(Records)
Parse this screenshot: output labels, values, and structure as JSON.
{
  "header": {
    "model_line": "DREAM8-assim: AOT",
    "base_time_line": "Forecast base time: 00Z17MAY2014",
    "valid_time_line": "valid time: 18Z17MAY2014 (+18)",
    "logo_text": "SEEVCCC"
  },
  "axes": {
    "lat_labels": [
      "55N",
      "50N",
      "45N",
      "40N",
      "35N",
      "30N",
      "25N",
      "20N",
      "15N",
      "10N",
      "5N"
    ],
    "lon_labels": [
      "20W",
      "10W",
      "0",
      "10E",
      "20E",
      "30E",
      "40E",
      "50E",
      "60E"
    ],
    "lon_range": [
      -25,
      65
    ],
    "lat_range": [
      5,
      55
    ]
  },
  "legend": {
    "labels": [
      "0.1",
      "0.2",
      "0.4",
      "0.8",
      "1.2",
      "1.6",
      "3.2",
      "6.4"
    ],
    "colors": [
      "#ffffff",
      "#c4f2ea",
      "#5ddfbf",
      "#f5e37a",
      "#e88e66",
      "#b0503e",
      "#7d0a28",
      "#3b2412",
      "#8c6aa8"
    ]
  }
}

▸ **Set task**
The records above should be duplicated in full, exactly as given.

▸ **Exercise answer**
Parse this screenshot: output labels, values, and structure as JSON.
{
  "header": {
    "model_line": "DREAM8-assim: AOT",
    "base_time_line": "Forecast base time: 00Z17MAY2014",
    "valid_time_line": "valid time: 18Z17MAY2014 (+18)",
    "logo_text": "SEEVCCC"
  },
  "axes": {
    "lat_labels": [
      "55N",
      "50N",
      "45N",
      "40N",
      "35N",
      "30N",
      "25N",
      "20N",
      "15N",
      "10N",
      "5N"
    ],
    "lon_labels": [
      "20W",
      "10W",
      "0",
      "10E",
      "20E",
      "30E",
      "40E",
      "50E",
      "60E"
    ],
    "lon_range": [
      -25,
      65
    ],
    "lat_range": [
      5,
      55
    ]
  },
  "legend": {
    "labels": [
      "0.1",
      "0.2",
      "0.4",
      "0.8",
      "1.2",
      "1.6",
      "3.2",
      "6.4"
    ],
    "colors": [
      "#ffffff",
      "#c4f2ea",
      "#5ddfbf",
      "#f5e37a",
      "#e88e66",
      "#b0503e",
      "#7d0a28",
      "#3b2412",
      "#8c6aa8"
    ]
  }
}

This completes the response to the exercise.